_Task details_: Check each line of the records for "SDTVAR"; collect those that have it.
— Start Data provided —
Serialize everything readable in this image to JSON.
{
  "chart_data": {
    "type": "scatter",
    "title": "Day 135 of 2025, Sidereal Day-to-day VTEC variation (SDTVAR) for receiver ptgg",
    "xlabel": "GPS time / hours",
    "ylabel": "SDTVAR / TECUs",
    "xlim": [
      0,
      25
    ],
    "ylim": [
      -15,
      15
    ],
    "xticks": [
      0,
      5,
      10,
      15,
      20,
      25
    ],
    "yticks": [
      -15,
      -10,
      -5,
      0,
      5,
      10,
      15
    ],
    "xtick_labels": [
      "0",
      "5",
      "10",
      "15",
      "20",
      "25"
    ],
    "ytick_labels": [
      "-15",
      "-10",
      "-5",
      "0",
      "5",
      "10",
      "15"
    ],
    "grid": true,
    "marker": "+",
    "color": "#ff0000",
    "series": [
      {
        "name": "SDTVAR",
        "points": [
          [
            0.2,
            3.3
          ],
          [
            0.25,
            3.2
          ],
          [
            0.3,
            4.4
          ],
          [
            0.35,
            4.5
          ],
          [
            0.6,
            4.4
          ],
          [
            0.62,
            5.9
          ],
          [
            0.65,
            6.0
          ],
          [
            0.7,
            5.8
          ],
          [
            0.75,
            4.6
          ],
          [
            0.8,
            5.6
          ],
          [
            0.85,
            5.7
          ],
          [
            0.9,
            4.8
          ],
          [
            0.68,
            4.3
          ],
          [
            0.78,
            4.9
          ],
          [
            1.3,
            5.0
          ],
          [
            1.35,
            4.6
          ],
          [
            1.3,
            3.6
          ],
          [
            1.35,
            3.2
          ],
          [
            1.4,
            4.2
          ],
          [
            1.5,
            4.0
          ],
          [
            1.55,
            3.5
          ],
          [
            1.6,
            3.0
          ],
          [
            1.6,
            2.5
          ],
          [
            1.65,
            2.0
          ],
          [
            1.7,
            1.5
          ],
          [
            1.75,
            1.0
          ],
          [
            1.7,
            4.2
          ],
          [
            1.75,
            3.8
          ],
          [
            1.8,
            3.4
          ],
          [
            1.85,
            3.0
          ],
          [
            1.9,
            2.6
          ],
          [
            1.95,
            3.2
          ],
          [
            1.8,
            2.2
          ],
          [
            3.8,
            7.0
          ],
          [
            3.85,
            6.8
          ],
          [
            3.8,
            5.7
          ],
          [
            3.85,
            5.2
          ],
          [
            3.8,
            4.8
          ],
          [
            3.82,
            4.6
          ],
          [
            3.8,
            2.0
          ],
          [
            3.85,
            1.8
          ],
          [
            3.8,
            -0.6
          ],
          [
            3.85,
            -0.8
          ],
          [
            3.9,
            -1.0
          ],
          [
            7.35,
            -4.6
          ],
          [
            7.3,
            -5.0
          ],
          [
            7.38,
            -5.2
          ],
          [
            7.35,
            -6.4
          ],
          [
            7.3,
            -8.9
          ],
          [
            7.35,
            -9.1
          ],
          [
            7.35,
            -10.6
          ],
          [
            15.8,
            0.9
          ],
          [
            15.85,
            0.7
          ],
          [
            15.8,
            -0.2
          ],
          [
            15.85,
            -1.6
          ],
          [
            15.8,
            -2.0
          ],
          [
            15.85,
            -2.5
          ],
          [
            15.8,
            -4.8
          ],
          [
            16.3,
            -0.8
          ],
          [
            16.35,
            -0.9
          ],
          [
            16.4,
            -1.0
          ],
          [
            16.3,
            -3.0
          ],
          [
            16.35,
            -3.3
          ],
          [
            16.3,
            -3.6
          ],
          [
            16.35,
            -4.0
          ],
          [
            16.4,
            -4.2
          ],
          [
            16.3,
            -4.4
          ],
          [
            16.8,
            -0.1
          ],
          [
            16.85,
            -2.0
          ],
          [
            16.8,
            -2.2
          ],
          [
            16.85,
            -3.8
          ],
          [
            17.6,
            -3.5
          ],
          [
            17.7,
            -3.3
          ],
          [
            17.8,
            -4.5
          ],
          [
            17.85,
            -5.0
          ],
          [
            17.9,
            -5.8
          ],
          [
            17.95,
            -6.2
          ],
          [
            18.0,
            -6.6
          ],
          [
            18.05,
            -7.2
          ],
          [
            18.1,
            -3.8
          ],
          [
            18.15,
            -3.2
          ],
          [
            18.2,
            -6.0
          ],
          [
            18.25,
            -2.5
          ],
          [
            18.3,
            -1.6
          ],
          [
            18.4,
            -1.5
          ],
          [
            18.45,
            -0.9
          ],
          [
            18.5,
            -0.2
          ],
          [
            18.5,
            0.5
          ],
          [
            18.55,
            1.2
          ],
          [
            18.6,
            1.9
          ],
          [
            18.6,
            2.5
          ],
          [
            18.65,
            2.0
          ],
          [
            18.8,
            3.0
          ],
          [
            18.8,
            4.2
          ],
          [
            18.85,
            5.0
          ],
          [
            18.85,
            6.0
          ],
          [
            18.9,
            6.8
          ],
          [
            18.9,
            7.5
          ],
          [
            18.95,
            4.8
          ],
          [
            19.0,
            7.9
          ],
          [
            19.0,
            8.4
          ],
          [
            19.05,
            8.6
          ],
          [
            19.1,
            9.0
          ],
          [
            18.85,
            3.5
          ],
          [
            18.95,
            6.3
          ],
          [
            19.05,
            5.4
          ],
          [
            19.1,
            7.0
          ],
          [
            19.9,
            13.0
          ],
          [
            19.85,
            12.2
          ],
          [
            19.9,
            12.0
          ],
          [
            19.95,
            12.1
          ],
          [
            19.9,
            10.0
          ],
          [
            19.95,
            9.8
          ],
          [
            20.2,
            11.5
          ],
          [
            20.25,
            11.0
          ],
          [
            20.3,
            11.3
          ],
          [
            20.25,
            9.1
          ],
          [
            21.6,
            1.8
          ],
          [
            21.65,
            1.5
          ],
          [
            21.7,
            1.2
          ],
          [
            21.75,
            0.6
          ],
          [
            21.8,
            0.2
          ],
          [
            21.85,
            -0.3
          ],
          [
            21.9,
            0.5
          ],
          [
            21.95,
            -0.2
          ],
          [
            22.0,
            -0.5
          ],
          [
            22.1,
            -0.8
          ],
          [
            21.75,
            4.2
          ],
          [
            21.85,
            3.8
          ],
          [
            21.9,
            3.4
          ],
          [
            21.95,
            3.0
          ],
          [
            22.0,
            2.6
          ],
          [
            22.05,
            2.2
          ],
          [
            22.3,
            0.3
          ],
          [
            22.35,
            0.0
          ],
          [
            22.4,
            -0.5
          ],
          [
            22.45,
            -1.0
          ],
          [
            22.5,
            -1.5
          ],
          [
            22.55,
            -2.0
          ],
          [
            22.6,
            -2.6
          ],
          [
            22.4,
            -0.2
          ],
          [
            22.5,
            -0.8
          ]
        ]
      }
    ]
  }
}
— End Data provided —
_Result for this exercise_:
    "title": "Day 135 of 2025, Sidereal Day-to-day VTEC variation (SDTVAR) for receiver ptgg",
    "ylabel": "SDTVAR / TECUs",
        "name": "SDTVAR",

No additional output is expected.